DATASET:
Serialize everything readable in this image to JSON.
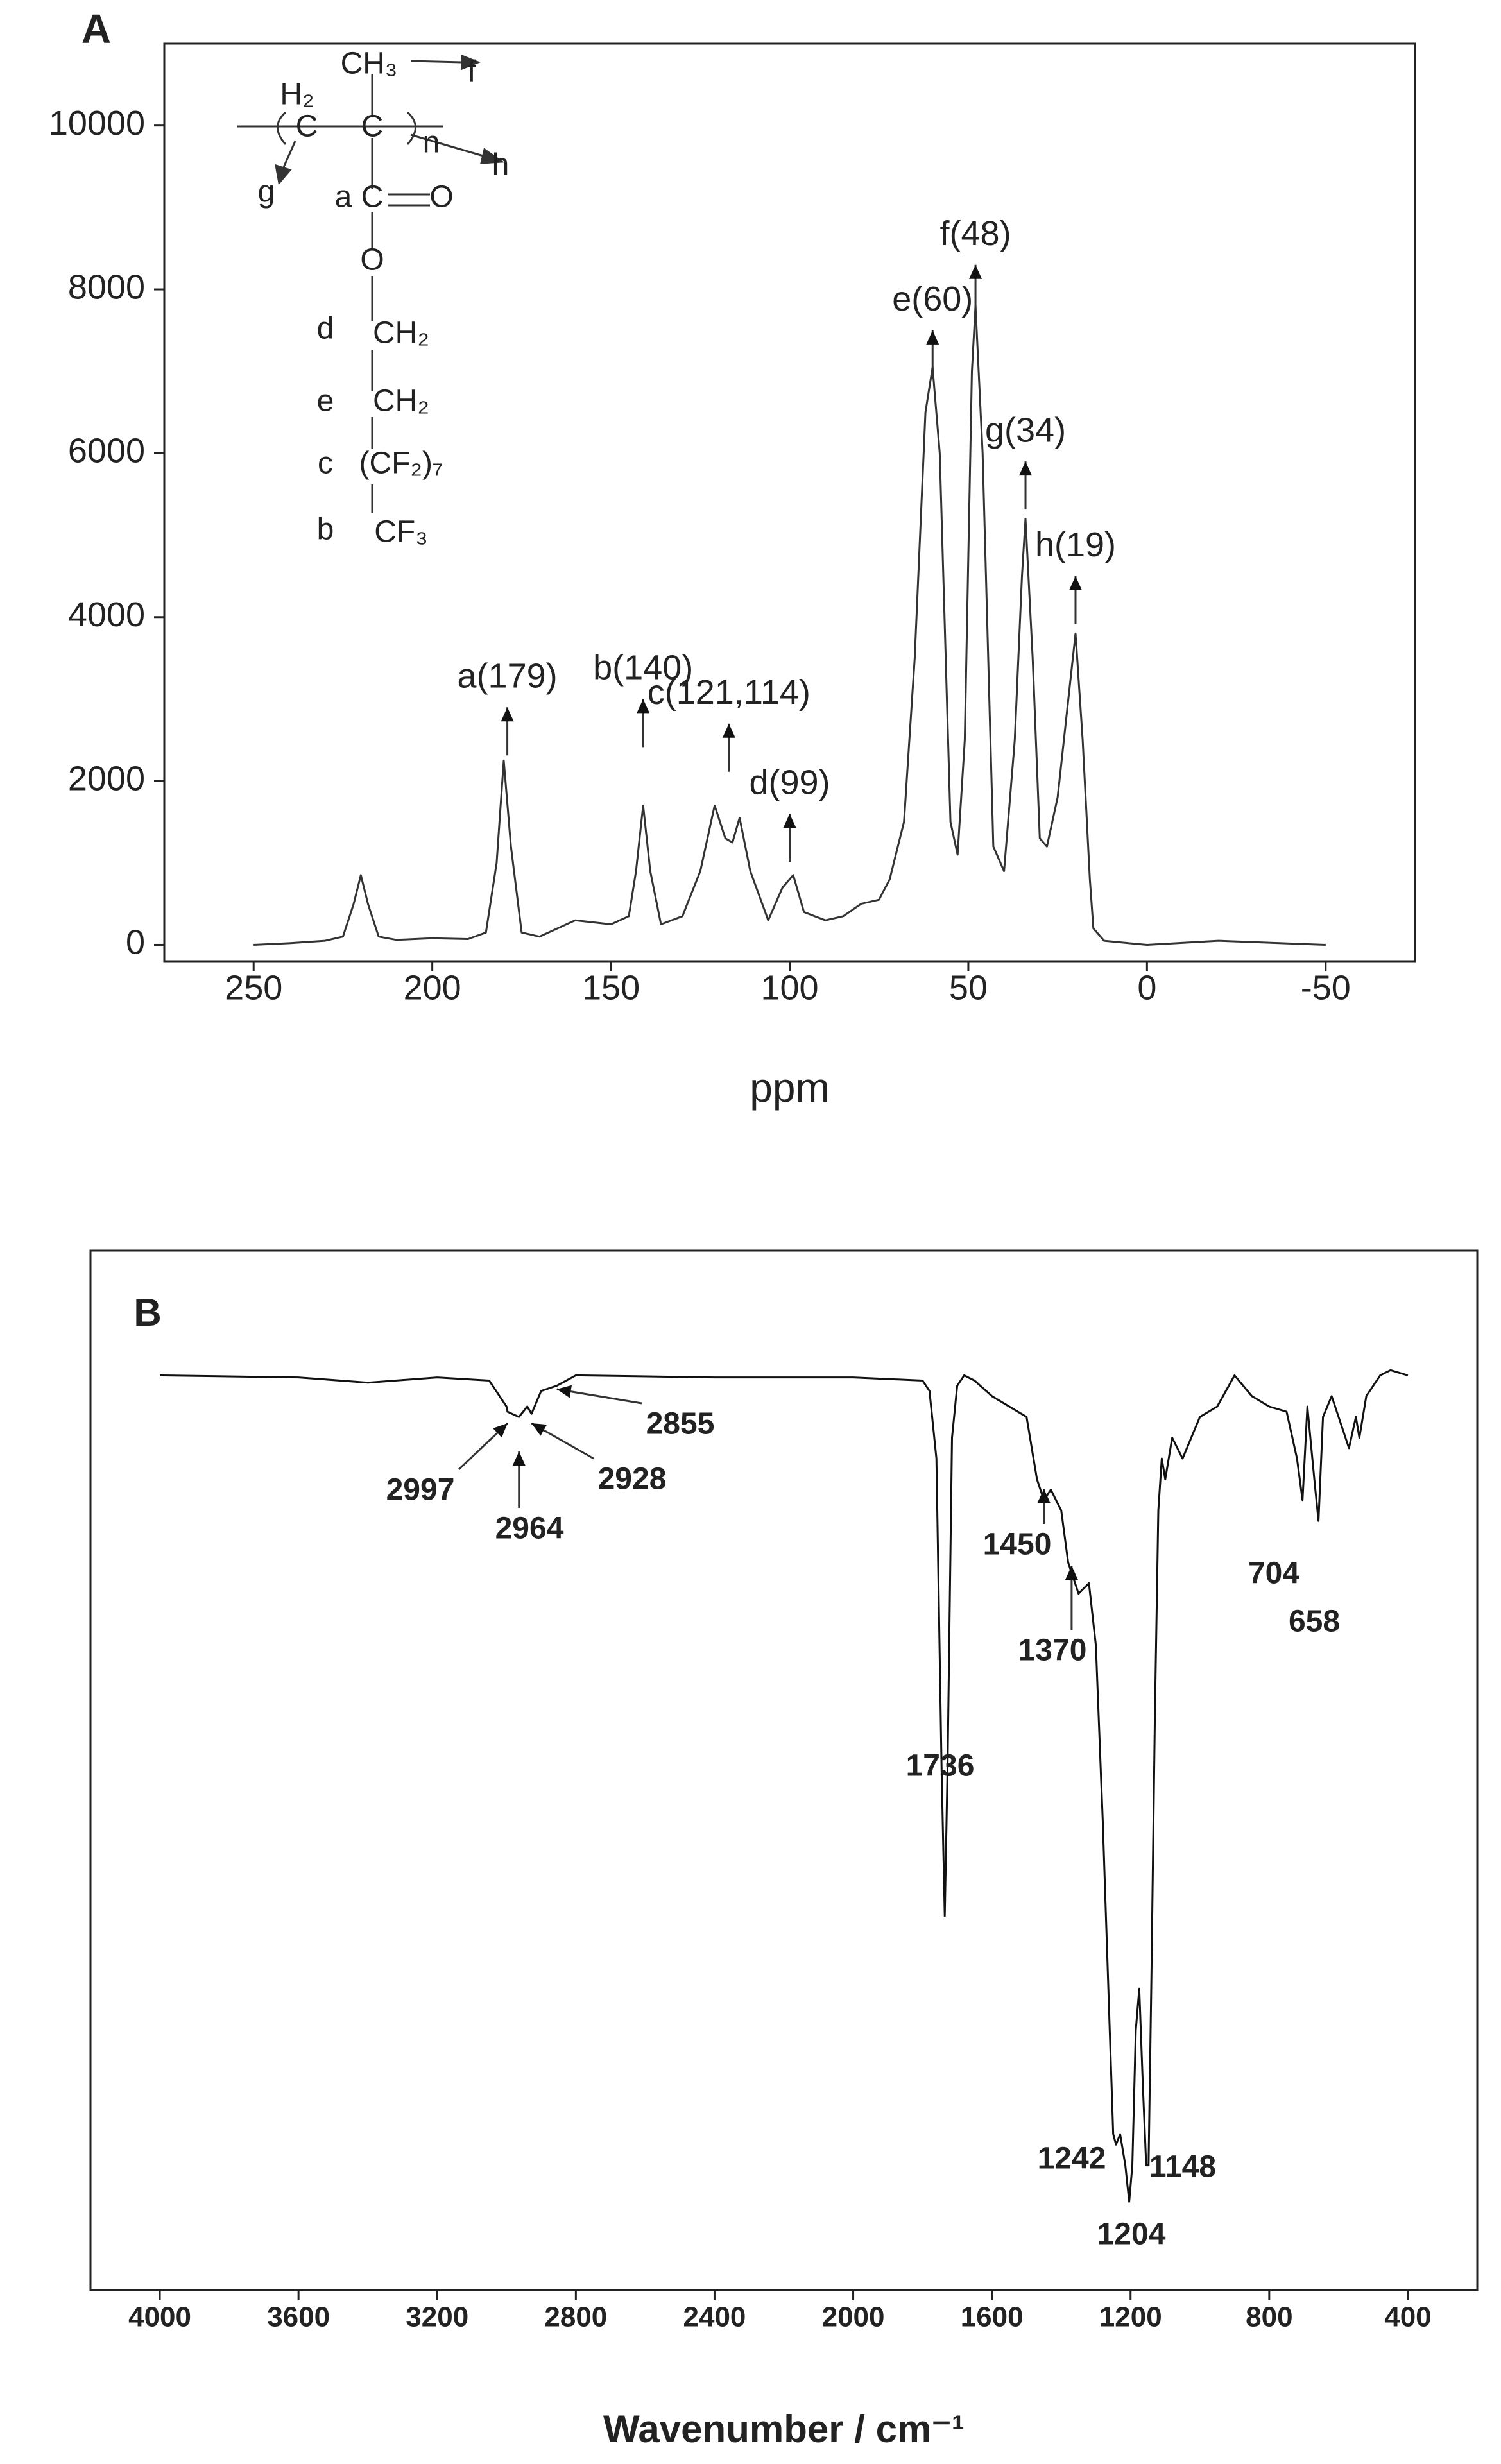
{
  "chart_data": [
    {
      "type": "line",
      "title": "A",
      "xlabel": "ppm",
      "xlim": [
        275,
        -75
      ],
      "ylim": [
        -200,
        11000
      ],
      "xticks": [
        250,
        200,
        150,
        100,
        50,
        0,
        -50
      ],
      "yticks": [
        0,
        2000,
        4000,
        6000,
        8000,
        10000
      ],
      "color": "#333333",
      "x": [
        250,
        240,
        230,
        225,
        222,
        220,
        218,
        215,
        210,
        200,
        190,
        185,
        182,
        180,
        178,
        175,
        170,
        160,
        150,
        145,
        143,
        141,
        139,
        136,
        130,
        125,
        121,
        118,
        116,
        114,
        111,
        106,
        102,
        99,
        96,
        90,
        85,
        80,
        75,
        72,
        68,
        65,
        62,
        60,
        58,
        55,
        53,
        51,
        49,
        48,
        46,
        43,
        40,
        37,
        35,
        34,
        32,
        30,
        28,
        25,
        22,
        20,
        18,
        16,
        15,
        12,
        0,
        -20,
        -50
      ],
      "values": [
        0,
        20,
        50,
        100,
        500,
        850,
        500,
        100,
        60,
        80,
        70,
        150,
        1000,
        2250,
        1200,
        150,
        100,
        300,
        250,
        350,
        900,
        1700,
        900,
        250,
        350,
        900,
        1700,
        1300,
        1250,
        1550,
        900,
        300,
        700,
        850,
        400,
        300,
        350,
        500,
        550,
        800,
        1500,
        3500,
        6500,
        7050,
        6000,
        1500,
        1100,
        2500,
        7000,
        7800,
        6000,
        1200,
        900,
        2500,
        4500,
        5200,
        3500,
        1300,
        1200,
        1800,
        3000,
        3800,
        2500,
        800,
        200,
        50,
        0,
        50,
        0
      ],
      "annotations": [
        {
          "text": "a(179)",
          "x": 179,
          "y": 2900
        },
        {
          "text": "b(140)",
          "x": 141,
          "y": 3000
        },
        {
          "text": "c(121,114)",
          "x": 117,
          "y": 2700
        },
        {
          "text": "d(99)",
          "x": 100,
          "y": 1600
        },
        {
          "text": "e(60)",
          "x": 60,
          "y": 7500
        },
        {
          "text": "f(48)",
          "x": 48,
          "y": 8300
        },
        {
          "text": "g(34)",
          "x": 34,
          "y": 5900
        },
        {
          "text": "h(19)",
          "x": 20,
          "y": 4500
        }
      ],
      "inset_labels": [
        "CH₃",
        "f",
        "H₂",
        "C",
        "C",
        "n",
        "h",
        "g",
        "a",
        "C",
        "O",
        "O",
        "d",
        "CH₂",
        "e",
        "CH₂",
        "c",
        "(CF₂)₇",
        "b",
        "CF₃"
      ]
    },
    {
      "type": "line",
      "title": "B",
      "xlabel": "Wavenumber / cm⁻¹",
      "xlim": [
        4200,
        200
      ],
      "ylim": [
        0,
        100
      ],
      "xticks": [
        4000,
        3600,
        3200,
        2800,
        2400,
        2000,
        1600,
        1200,
        800,
        400
      ],
      "color": "#111111",
      "x": [
        4000,
        3600,
        3400,
        3200,
        3050,
        3000,
        2997,
        2964,
        2940,
        2928,
        2900,
        2855,
        2800,
        2400,
        2000,
        1800,
        1780,
        1760,
        1745,
        1736,
        1728,
        1715,
        1700,
        1680,
        1650,
        1600,
        1500,
        1470,
        1450,
        1430,
        1400,
        1380,
        1370,
        1350,
        1320,
        1300,
        1280,
        1260,
        1250,
        1242,
        1230,
        1215,
        1204,
        1195,
        1185,
        1175,
        1165,
        1155,
        1148,
        1140,
        1130,
        1120,
        1110,
        1100,
        1080,
        1050,
        1000,
        950,
        900,
        850,
        800,
        750,
        720,
        704,
        690,
        670,
        658,
        645,
        620,
        600,
        570,
        550,
        540,
        520,
        480,
        450,
        400
      ],
      "values": [
        88,
        87.8,
        87.3,
        87.8,
        87.5,
        85,
        84.5,
        84,
        85,
        84.3,
        86.5,
        87,
        88,
        87.8,
        87.8,
        87.5,
        86.5,
        80,
        50,
        36,
        50,
        82,
        87,
        88,
        87.5,
        86,
        84,
        78,
        76,
        77,
        75,
        70,
        69,
        67,
        68,
        62,
        45,
        25,
        15,
        14,
        15,
        12,
        8.5,
        12,
        25,
        29,
        20,
        12,
        12,
        30,
        55,
        75,
        80,
        78,
        82,
        80,
        84,
        85,
        88,
        86,
        85,
        84.5,
        80,
        76,
        85,
        78,
        74,
        84,
        86,
        84,
        81,
        84,
        82,
        86,
        88,
        88.5,
        88
      ],
      "annotations": [
        {
          "text": "2997",
          "x": 2997
        },
        {
          "text": "2964",
          "x": 2964
        },
        {
          "text": "2928",
          "x": 2928
        },
        {
          "text": "2855",
          "x": 2855
        },
        {
          "text": "1450",
          "x": 1450
        },
        {
          "text": "1370",
          "x": 1370
        },
        {
          "text": "1736",
          "x": 1736
        },
        {
          "text": "1242",
          "x": 1242
        },
        {
          "text": "1148",
          "x": 1148
        },
        {
          "text": "1204",
          "x": 1204
        },
        {
          "text": "704",
          "x": 704
        },
        {
          "text": "658",
          "x": 658
        }
      ]
    }
  ]
}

PROMPT:
Make an exact copy of all the material, but keep the pictures out of it.

RESULT OF THIS TASK:
Serialize everything readable in this image to JSON.
{
  "chart_data": [
    {
      "type": "line",
      "title": "A",
      "xlabel": "ppm",
      "xlim": [
        275,
        -75
      ],
      "ylim": [
        -200,
        11000
      ],
      "xticks": [
        250,
        200,
        150,
        100,
        50,
        0,
        -50
      ],
      "yticks": [
        0,
        2000,
        4000,
        6000,
        8000,
        10000
      ],
      "color": "#333333",
      "x": [
        250,
        240,
        230,
        225,
        222,
        220,
        218,
        215,
        210,
        200,
        190,
        185,
        182,
        180,
        178,
        175,
        170,
        160,
        150,
        145,
        143,
        141,
        139,
        136,
        130,
        125,
        121,
        118,
        116,
        114,
        111,
        106,
        102,
        99,
        96,
        90,
        85,
        80,
        75,
        72,
        68,
        65,
        62,
        60,
        58,
        55,
        53,
        51,
        49,
        48,
        46,
        43,
        40,
        37,
        35,
        34,
        32,
        30,
        28,
        25,
        22,
        20,
        18,
        16,
        15,
        12,
        0,
        -20,
        -50
      ],
      "values": [
        0,
        20,
        50,
        100,
        500,
        850,
        500,
        100,
        60,
        80,
        70,
        150,
        1000,
        2250,
        1200,
        150,
        100,
        300,
        250,
        350,
        900,
        1700,
        900,
        250,
        350,
        900,
        1700,
        1300,
        1250,
        1550,
        900,
        300,
        700,
        850,
        400,
        300,
        350,
        500,
        550,
        800,
        1500,
        3500,
        6500,
        7050,
        6000,
        1500,
        1100,
        2500,
        7000,
        7800,
        6000,
        1200,
        900,
        2500,
        4500,
        5200,
        3500,
        1300,
        1200,
        1800,
        3000,
        3800,
        2500,
        800,
        200,
        50,
        0,
        50,
        0
      ],
      "annotations": [
        {
          "text": "a(179)",
          "x": 179,
          "y": 2900
        },
        {
          "text": "b(140)",
          "x": 141,
          "y": 3000
        },
        {
          "text": "c(121,114)",
          "x": 117,
          "y": 2700
        },
        {
          "text": "d(99)",
          "x": 100,
          "y": 1600
        },
        {
          "text": "e(60)",
          "x": 60,
          "y": 7500
        },
        {
          "text": "f(48)",
          "x": 48,
          "y": 8300
        },
        {
          "text": "g(34)",
          "x": 34,
          "y": 5900
        },
        {
          "text": "h(19)",
          "x": 20,
          "y": 4500
        }
      ],
      "inset_labels": [
        "CH₃",
        "f",
        "H₂",
        "C",
        "C",
        "n",
        "h",
        "g",
        "a",
        "C",
        "O",
        "O",
        "d",
        "CH₂",
        "e",
        "CH₂",
        "c",
        "(CF₂)₇",
        "b",
        "CF₃"
      ]
    },
    {
      "type": "line",
      "title": "B",
      "xlabel": "Wavenumber / cm⁻¹",
      "xlim": [
        4200,
        200
      ],
      "ylim": [
        0,
        100
      ],
      "xticks": [
        4000,
        3600,
        3200,
        2800,
        2400,
        2000,
        1600,
        1200,
        800,
        400
      ],
      "color": "#111111",
      "x": [
        4000,
        3600,
        3400,
        3200,
        3050,
        3000,
        2997,
        2964,
        2940,
        2928,
        2900,
        2855,
        2800,
        2400,
        2000,
        1800,
        1780,
        1760,
        1745,
        1736,
        1728,
        1715,
        1700,
        1680,
        1650,
        1600,
        1500,
        1470,
        1450,
        1430,
        1400,
        1380,
        1370,
        1350,
        1320,
        1300,
        1280,
        1260,
        1250,
        1242,
        1230,
        1215,
        1204,
        1195,
        1185,
        1175,
        1165,
        1155,
        1148,
        1140,
        1130,
        1120,
        1110,
        1100,
        1080,
        1050,
        1000,
        950,
        900,
        850,
        800,
        750,
        720,
        704,
        690,
        670,
        658,
        645,
        620,
        600,
        570,
        550,
        540,
        520,
        480,
        450,
        400
      ],
      "values": [
        88,
        87.8,
        87.3,
        87.8,
        87.5,
        85,
        84.5,
        84,
        85,
        84.3,
        86.5,
        87,
        88,
        87.8,
        87.8,
        87.5,
        86.5,
        80,
        50,
        36,
        50,
        82,
        87,
        88,
        87.5,
        86,
        84,
        78,
        76,
        77,
        75,
        70,
        69,
        67,
        68,
        62,
        45,
        25,
        15,
        14,
        15,
        12,
        8.5,
        12,
        25,
        29,
        20,
        12,
        12,
        30,
        55,
        75,
        80,
        78,
        82,
        80,
        84,
        85,
        88,
        86,
        85,
        84.5,
        80,
        76,
        85,
        78,
        74,
        84,
        86,
        84,
        81,
        84,
        82,
        86,
        88,
        88.5,
        88
      ],
      "annotations": [
        {
          "text": "2997",
          "x": 2997
        },
        {
          "text": "2964",
          "x": 2964
        },
        {
          "text": "2928",
          "x": 2928
        },
        {
          "text": "2855",
          "x": 2855
        },
        {
          "text": "1450",
          "x": 1450
        },
        {
          "text": "1370",
          "x": 1370
        },
        {
          "text": "1736",
          "x": 1736
        },
        {
          "text": "1242",
          "x": 1242
        },
        {
          "text": "1148",
          "x": 1148
        },
        {
          "text": "1204",
          "x": 1204
        },
        {
          "text": "704",
          "x": 704
        },
        {
          "text": "658",
          "x": 658
        }
      ]
    }
  ]
}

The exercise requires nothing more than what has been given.